What to work on: Print all the entries verbatim.
-- begin Provided data --
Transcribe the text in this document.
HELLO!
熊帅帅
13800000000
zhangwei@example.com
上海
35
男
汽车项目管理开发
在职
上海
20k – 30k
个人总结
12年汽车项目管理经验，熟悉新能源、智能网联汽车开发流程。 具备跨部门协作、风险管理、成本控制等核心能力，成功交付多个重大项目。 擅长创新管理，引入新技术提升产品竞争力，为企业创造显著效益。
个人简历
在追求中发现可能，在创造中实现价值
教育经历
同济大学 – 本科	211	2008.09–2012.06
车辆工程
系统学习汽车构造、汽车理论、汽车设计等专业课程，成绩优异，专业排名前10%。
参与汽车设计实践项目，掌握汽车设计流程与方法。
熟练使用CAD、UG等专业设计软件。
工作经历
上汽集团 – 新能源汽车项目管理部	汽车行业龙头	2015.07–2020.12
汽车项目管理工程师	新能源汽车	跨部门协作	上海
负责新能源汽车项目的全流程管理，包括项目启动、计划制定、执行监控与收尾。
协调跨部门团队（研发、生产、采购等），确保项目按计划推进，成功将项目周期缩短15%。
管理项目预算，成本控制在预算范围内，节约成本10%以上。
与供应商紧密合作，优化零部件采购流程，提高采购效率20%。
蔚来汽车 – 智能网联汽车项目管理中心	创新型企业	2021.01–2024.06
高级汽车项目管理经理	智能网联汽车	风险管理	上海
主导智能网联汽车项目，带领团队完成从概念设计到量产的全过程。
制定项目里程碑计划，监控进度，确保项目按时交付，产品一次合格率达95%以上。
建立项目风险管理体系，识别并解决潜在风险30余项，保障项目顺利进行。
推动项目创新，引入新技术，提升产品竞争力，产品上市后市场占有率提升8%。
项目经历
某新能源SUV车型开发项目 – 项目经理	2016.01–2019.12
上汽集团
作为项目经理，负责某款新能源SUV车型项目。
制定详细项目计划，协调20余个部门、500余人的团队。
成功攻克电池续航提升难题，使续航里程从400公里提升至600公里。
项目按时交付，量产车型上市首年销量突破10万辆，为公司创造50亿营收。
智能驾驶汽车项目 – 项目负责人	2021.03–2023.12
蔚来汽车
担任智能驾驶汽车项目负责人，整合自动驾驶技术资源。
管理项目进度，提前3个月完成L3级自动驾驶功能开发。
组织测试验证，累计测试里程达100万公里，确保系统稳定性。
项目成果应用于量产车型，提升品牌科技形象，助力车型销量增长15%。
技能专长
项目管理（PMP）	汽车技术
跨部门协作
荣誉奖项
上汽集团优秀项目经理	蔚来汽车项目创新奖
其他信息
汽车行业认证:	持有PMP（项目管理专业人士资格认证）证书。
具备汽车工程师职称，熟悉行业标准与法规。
-- end Provided data --
Completed task:
Transcribe the text in this document.
HELLO!
熊帅帅
13800000000
zhangwei@example.com
上海
35
男
汽车项目管理开发
在职
上海
20k – 30k
个人总结
12年汽车项目管理经验，熟悉新能源、智能网联汽车开发流程。 具备跨部门协作、风险管理、成本控制等核心能力，成功交付多个重大项目。 擅长创新管理，引入新技术提升产品竞争力，为企业创造显著效益。
个人简历
在追求中发现可能，在创造中实现价值
教育经历
同济大学 – 本科	211	2008.09–2012.06
车辆工程
系统学习汽车构造、汽车理论、汽车设计等专业课程，成绩优异，专业排名前10%。
参与汽车设计实践项目，掌握汽车设计流程与方法。
熟练使用CAD、UG等专业设计软件。
工作经历
上汽集团 – 新能源汽车项目管理部	汽车行业龙头	2015.07–2020.12
汽车项目管理工程师	新能源汽车	跨部门协作	上海
负责新能源汽车项目的全流程管理，包括项目启动、计划制定、执行监控与收尾。
协调跨部门团队（研发、生产、采购等），确保项目按计划推进，成功将项目周期缩短15%。
管理项目预算，成本控制在预算范围内，节约成本10%以上。
与供应商紧密合作，优化零部件采购流程，提高采购效率20%。
蔚来汽车 – 智能网联汽车项目管理中心	创新型企业	2021.01–2024.06
高级汽车项目管理经理	智能网联汽车	风险管理	上海
主导智能网联汽车项目，带领团队完成从概念设计到量产的全过程。
制定项目里程碑计划，监控进度，确保项目按时交付，产品一次合格率达95%以上。
建立项目风险管理体系，识别并解决潜在风险30余项，保障项目顺利进行。
推动项目创新，引入新技术，提升产品竞争力，产品上市后市场占有率提升8%。
项目经历
某新能源SUV车型开发项目 – 项目经理	2016.01–2019.12
上汽集团
作为项目经理，负责某款新能源SUV车型项目。
制定详细项目计划，协调20余个部门、500余人的团队。
成功攻克电池续航提升难题，使续航里程从400公里提升至600公里。
项目按时交付，量产车型上市首年销量突破10万辆，为公司创造50亿营收。
智能驾驶汽车项目 – 项目负责人	2021.03–2023.12
蔚来汽车
担任智能驾驶汽车项目负责人，整合自动驾驶技术资源。
管理项目进度，提前3个月完成L3级自动驾驶功能开发。
组织测试验证，累计测试里程达100万公里，确保系统稳定性。
项目成果应用于量产车型，提升品牌科技形象，助力车型销量增长15%。
技能专长
项目管理（PMP）	汽车技术
跨部门协作
荣誉奖项
上汽集团优秀项目经理	蔚来汽车项目创新奖
其他信息
汽车行业认证:	持有PMP（项目管理专业人士资格认证）证书。
具备汽车工程师职称，熟悉行业标准与法规。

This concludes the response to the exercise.